Which lines hold the string "respecte"? Copy every one of them.

## Start

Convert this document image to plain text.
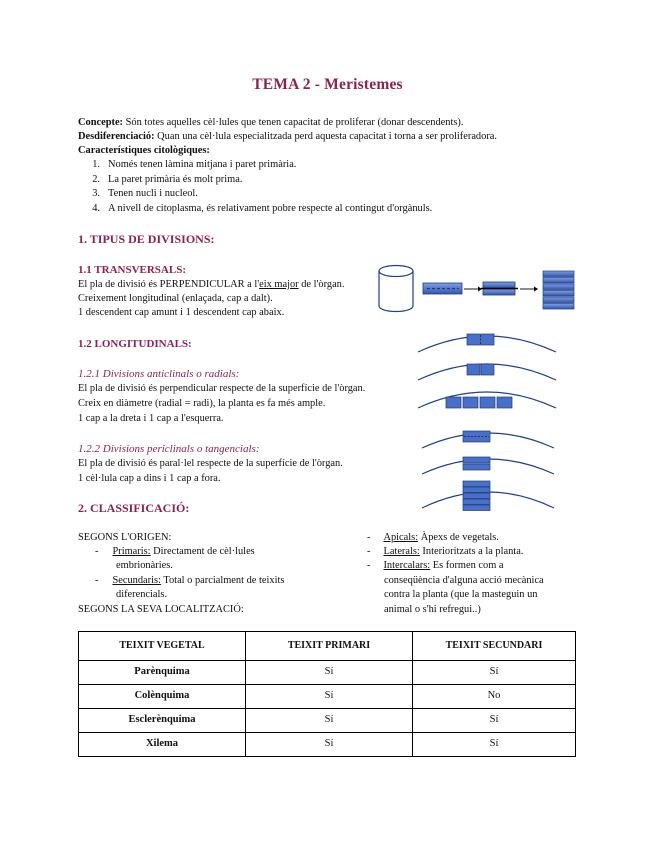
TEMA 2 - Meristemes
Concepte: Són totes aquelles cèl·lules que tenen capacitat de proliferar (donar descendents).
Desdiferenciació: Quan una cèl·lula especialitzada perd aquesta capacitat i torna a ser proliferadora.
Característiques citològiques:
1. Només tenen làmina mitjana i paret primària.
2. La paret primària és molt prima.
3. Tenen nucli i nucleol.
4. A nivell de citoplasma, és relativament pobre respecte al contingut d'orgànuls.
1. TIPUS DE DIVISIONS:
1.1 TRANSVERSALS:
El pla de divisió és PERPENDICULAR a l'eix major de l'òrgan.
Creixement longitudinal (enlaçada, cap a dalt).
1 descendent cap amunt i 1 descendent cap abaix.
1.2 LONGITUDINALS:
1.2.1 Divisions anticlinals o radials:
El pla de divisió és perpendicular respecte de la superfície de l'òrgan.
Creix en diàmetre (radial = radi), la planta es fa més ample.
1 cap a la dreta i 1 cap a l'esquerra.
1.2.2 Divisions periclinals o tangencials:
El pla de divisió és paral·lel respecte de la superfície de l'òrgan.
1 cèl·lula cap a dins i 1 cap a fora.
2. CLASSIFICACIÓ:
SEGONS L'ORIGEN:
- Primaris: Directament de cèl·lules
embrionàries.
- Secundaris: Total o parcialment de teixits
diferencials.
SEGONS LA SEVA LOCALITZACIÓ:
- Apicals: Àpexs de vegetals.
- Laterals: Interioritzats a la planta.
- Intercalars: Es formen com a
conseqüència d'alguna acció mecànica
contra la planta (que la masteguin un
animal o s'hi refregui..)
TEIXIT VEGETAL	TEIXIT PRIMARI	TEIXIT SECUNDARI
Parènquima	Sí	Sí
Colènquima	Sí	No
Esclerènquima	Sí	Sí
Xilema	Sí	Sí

## End

**Solution below:**
4. A nivell de citoplasma, és relativament pobre respecte al contingut d'orgànuls.
El pla de divisió és perpendicular respecte de la superfície de l'òrgan.
El pla de divisió és paral·lel respecte de la superfície de l'òrgan.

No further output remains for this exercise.